[What you need to do]:
Take the entries that follow and return only the lines from the one with "Read this page and output its text content." through the final line, leaving every picture behind.

— BEGIN —

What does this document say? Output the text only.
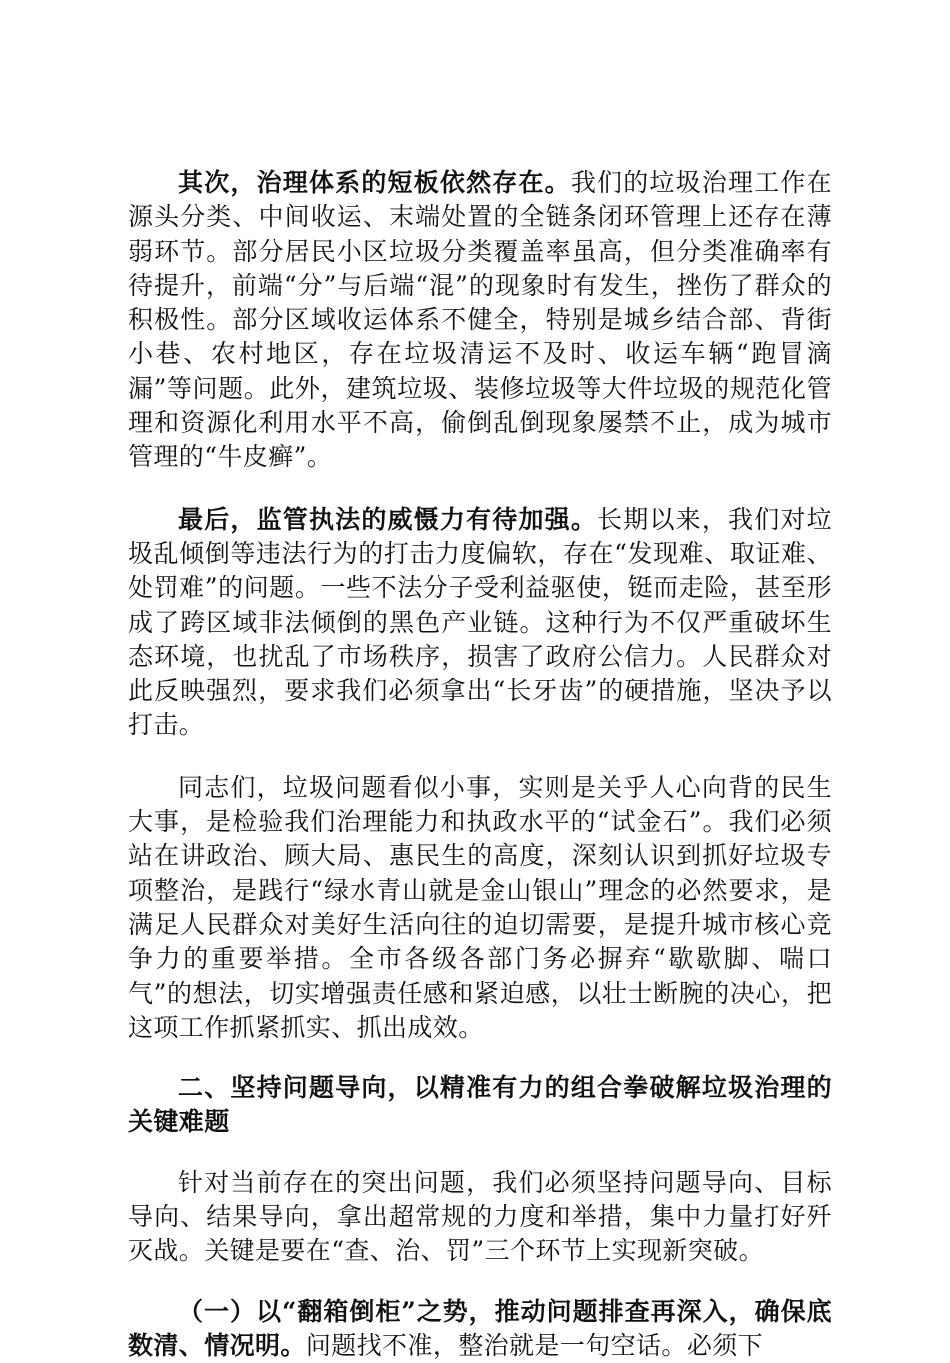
其次，治理体系的短板依然存在。我们的垃圾治理工作在源头分类、中间收运、末端处置的全链条闭环管理上还存在薄弱环节。部分居民小区垃圾分类覆盖率虽高，但分类准确率有待提升，前端“分”与后端“混”的现象时有发生，挫伤了群众的积极性。部分区域收运体系不健全，特别是城乡结合部、背街小巷、农村地区，存在垃圾清运不及时、收运车辆“跑冒滴漏”等问题。此外，建筑垃圾、装修垃圾等大件垃圾的规范化管理和资源化利用水平不高，偷倒乱倒现象屡禁不止，成为城市管理的“牛皮癣”。

最后，监管执法的威慑力有待加强。长期以来，我们对垃圾乱倾倒等违法行为的打击力度偏软，存在“发现难、取证难、处罚难”的问题。一些不法分子受利益驱使，铤而走险，甚至形成了跨区域非法倾倒的黑色产业链。这种行为不仅严重破坏生态环境，也扰乱了市场秩序，损害了政府公信力。人民群众对此反映强烈，要求我们必须拿出“长牙齿”的硬措施，坚决予以打击。

同志们，垃圾问题看似小事，实则是关乎人心向背的民生大事，是检验我们治理能力和执政水平的“试金石”。我们必须站在讲政治、顾大局、惠民生的高度，深刻认识到抓好垃圾专项整治，是践行“绿水青山就是金山银山”理念的必然要求，是满足人民群众对美好生活向往的迫切需要，是提升城市核心竞争力的重要举措。全市各级各部门务必摒弃“歇歇脚、喘口气”的想法，切实增强责任感和紧迫感，以壮士断腕的决心，把这项工作抓紧抓实、抓出成效。

二、坚持问题导向，以精准有力的组合拳破解垃圾治理的关键难题

针对当前存在的突出问题，我们必须坚持问题导向、目标导向、结果导向，拿出超常规的力度和举措，集中力量打好歼灭战。关键是要在“查、治、罚”三个环节上实现新突破。

（一）以“翻箱倒柜”之势，推动问题排查再深入，确保底数清、情况明。问题找不准，整治就是一句空话。必须下
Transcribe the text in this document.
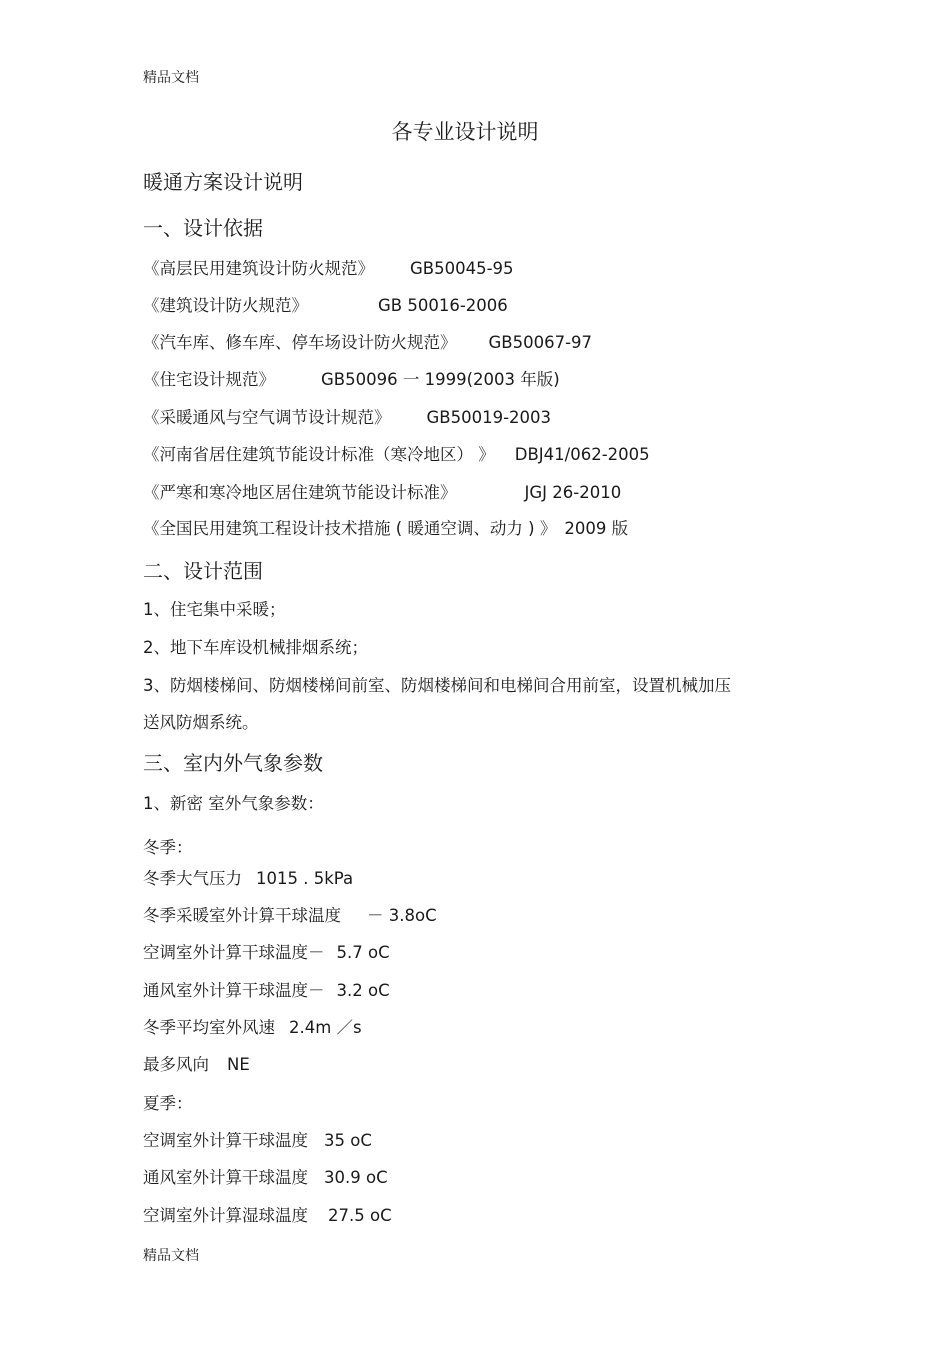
精品文档
各专业设计说明
暖通方案设计说明
一、设计依据
《高层民用建筑设计防火规范》 GB50045-95
《建筑设计防火规范》	GB 50016-2006
《汽车库、修车库、停车场设计防火规范》 GB50067-97
《住宅设计规范》	GB50096 一 1999(2003 年版)
《采暖通风与空气调节设计规范》 GB50019-2003
《河南省居住建筑节能设计标准（寒冷地区） 》 DBJ41/062-2005
《严寒和寒冷地区居住建筑节能设计标准》	JGJ 26-2010
《全国民用建筑工程设计技术措施 ( 暖通空调、动力 ) 》 2009 版
二、设计范围
1、住宅集中采暖；
2、地下车库设机械排烟系统；
3、防烟楼梯间、防烟楼梯间前室、防烟楼梯间和电梯间合用前室，设置机械加压
送风防烟系统。
三、室内外气象参数
1、新密 室外气象参数：
冬季：
冬季大气压力 1015 . 5kPa
冬季采暖室外计算干球温度 － 3.8oC
空调室外计算干球温度－ 5.7 oC
通风室外计算干球温度－ 3.2 oC
冬季平均室外风速 2.4m ／s
最多风向 NE
夏季：
空调室外计算干球温度 35 oC
通风室外计算干球温度 30.9 oC
空调室外计算湿球温度 27.5 oC
精品文档
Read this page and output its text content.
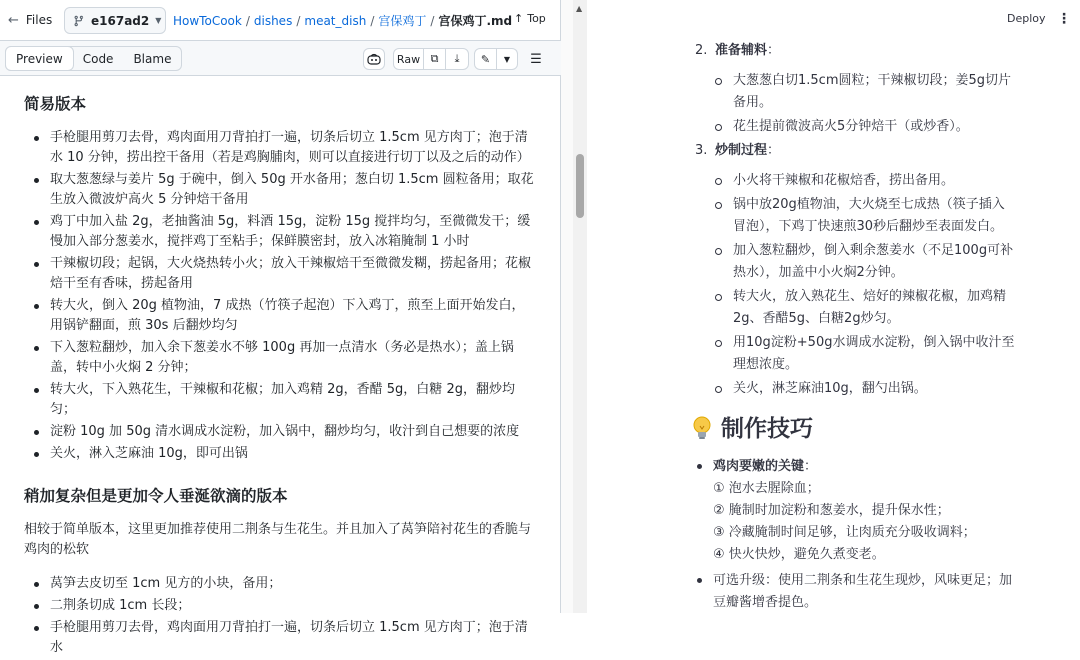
← Files	e167ad2 ▼ HowToCook / dishes / meat_dish / 宫保鸡丁 / 宫保鸡丁.md ↑ Top
Preview	Code	Blame	Raw ⧉ ⤓ ✎ ▼ ☰
简易版本
手枪腿用剪刀去骨，鸡肉面用刀背拍打一遍，切条后切立 1.5cm 见方肉丁；泡于清水 10 分钟，捞出控干备用（若是鸡胸脯肉，则可以直接进行切丁以及之后的动作）
取大葱葱绿与姜片 5g 于碗中，倒入 50g 开水备用；葱白切 1.5cm 圆粒备用；取花生放入微波炉高火 5 分钟焙干备用
鸡丁中加入盐 2g，老抽酱油 5g，料酒 15g，淀粉 15g 搅拌均匀，至微微发干；缓慢加入部分葱姜水，搅拌鸡丁至粘手；保鲜膜密封，放入冰箱腌制 1 小时
干辣椒切段；起锅，大火烧热转小火；放入干辣椒焙干至微微发糊，捞起备用；花椒焙干至有香味，捞起备用
转大火，倒入 20g 植物油，7 成热（竹筷子起泡）下入鸡丁，煎至上面开始发白，用锅铲翻面，煎 30s 后翻炒均匀
下入葱粒翻炒，加入余下葱姜水不够 100g 再加一点清水（务必是热水）；盖上锅盖，转中小火焖 2 分钟；
转大火，下入熟花生，干辣椒和花椒；加入鸡精 2g，香醋 5g，白糖 2g，翻炒均匀；
淀粉 10g 加 50g 清水调成水淀粉，加入锅中，翻炒均匀，收汁到自己想要的浓度
关火，淋入芝麻油 10g，即可出锅
稍加复杂但是更加令人垂涎欲滴的版本

相较于简单版本，这里更加推荐使用二荆条与生花生。并且加入了莴笋陪衬花生的香脆与鸡肉的松软

莴笋去皮切至 1cm 见方的小块，备用；
二荆条切成 1cm 长段；
手枪腿用剪刀去骨，鸡肉面用刀背拍打一遍，切条后切立 1.5cm 见方肉丁；泡于清水
▲
Deploy ⋮
2. 准备辅料：
大葱葱白切1.5cm圆粒；干辣椒切段；姜5g切片备用。
花生提前微波高火5分钟焙干（或炒香）。
3. 炒制过程：
小火将干辣椒和花椒焙香，捞出备用。
锅中放20g植物油，大火烧至七成热（筷子插入冒泡），下鸡丁快速煎30秒后翻炒至表面发白。
加入葱粒翻炒，倒入剩余葱姜水（不足100g可补热水），加盖中小火焖2分钟。
转大火，放入熟花生、焙好的辣椒花椒，加鸡精2g、香醋5g、白糖2g炒匀。
用10g淀粉+50g水调成水淀粉，倒入锅中收汁至理想浓度。
关火，淋芝麻油10g，翻勺出锅。
制作技巧
鸡肉要嫩的关键：
① 泡水去腥除血；
② 腌制时加淀粉和葱姜水，提升保水性；
③ 冷藏腌制时间足够，让肉质充分吸收调料；
④ 快火快炒，避免久煮变老。
可选升级：使用二荆条和生花生现炒，风味更足；加豆瓣酱增香提色。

— END —

[The solution]:
Read this page and output its text content.
← Files	e167ad2 ▼ HowToCook / dishes / meat_dish / 宫保鸡丁 / 宫保鸡丁.md ↑ Top
Preview	Code	Blame	Raw ⧉ ⤓ ✎ ▼ ☰
简易版本
手枪腿用剪刀去骨，鸡肉面用刀背拍打一遍，切条后切立 1.5cm 见方肉丁；泡于清水 10 分钟，捞出控干备用（若是鸡胸脯肉，则可以直接进行切丁以及之后的动作）
取大葱葱绿与姜片 5g 于碗中，倒入 50g 开水备用；葱白切 1.5cm 圆粒备用；取花生放入微波炉高火 5 分钟焙干备用
鸡丁中加入盐 2g，老抽酱油 5g，料酒 15g，淀粉 15g 搅拌均匀，至微微发干；缓慢加入部分葱姜水，搅拌鸡丁至粘手；保鲜膜密封，放入冰箱腌制 1 小时
干辣椒切段；起锅，大火烧热转小火；放入干辣椒焙干至微微发糊，捞起备用；花椒焙干至有香味，捞起备用
转大火，倒入 20g 植物油，7 成热（竹筷子起泡）下入鸡丁，煎至上面开始发白，用锅铲翻面，煎 30s 后翻炒均匀
下入葱粒翻炒，加入余下葱姜水不够 100g 再加一点清水（务必是热水）；盖上锅盖，转中小火焖 2 分钟；
转大火，下入熟花生，干辣椒和花椒；加入鸡精 2g，香醋 5g，白糖 2g，翻炒均匀；
淀粉 10g 加 50g 清水调成水淀粉，加入锅中，翻炒均匀，收汁到自己想要的浓度
关火，淋入芝麻油 10g，即可出锅
稍加复杂但是更加令人垂涎欲滴的版本

相较于简单版本，这里更加推荐使用二荆条与生花生。并且加入了莴笋陪衬花生的香脆与鸡肉的松软

莴笋去皮切至 1cm 见方的小块，备用；
二荆条切成 1cm 长段；
手枪腿用剪刀去骨，鸡肉面用刀背拍打一遍，切条后切立 1.5cm 见方肉丁；泡于清水
▲
Deploy ⋮
2. 准备辅料：
大葱葱白切1.5cm圆粒；干辣椒切段；姜5g切片备用。
花生提前微波高火5分钟焙干（或炒香）。
3. 炒制过程：
小火将干辣椒和花椒焙香，捞出备用。
锅中放20g植物油，大火烧至七成热（筷子插入冒泡），下鸡丁快速煎30秒后翻炒至表面发白。
加入葱粒翻炒，倒入剩余葱姜水（不足100g可补热水），加盖中小火焖2分钟。
转大火，放入熟花生、焙好的辣椒花椒，加鸡精2g、香醋5g、白糖2g炒匀。
用10g淀粉+50g水调成水淀粉，倒入锅中收汁至理想浓度。
关火，淋芝麻油10g，翻勺出锅。
制作技巧
鸡肉要嫩的关键：
① 泡水去腥除血；
② 腌制时加淀粉和葱姜水，提升保水性；
③ 冷藏腌制时间足够，让肉质充分吸收调料；
④ 快火快炒，避免久煮变老。
可选升级：使用二荆条和生花生现炒，风味更足；加豆瓣酱增香提色。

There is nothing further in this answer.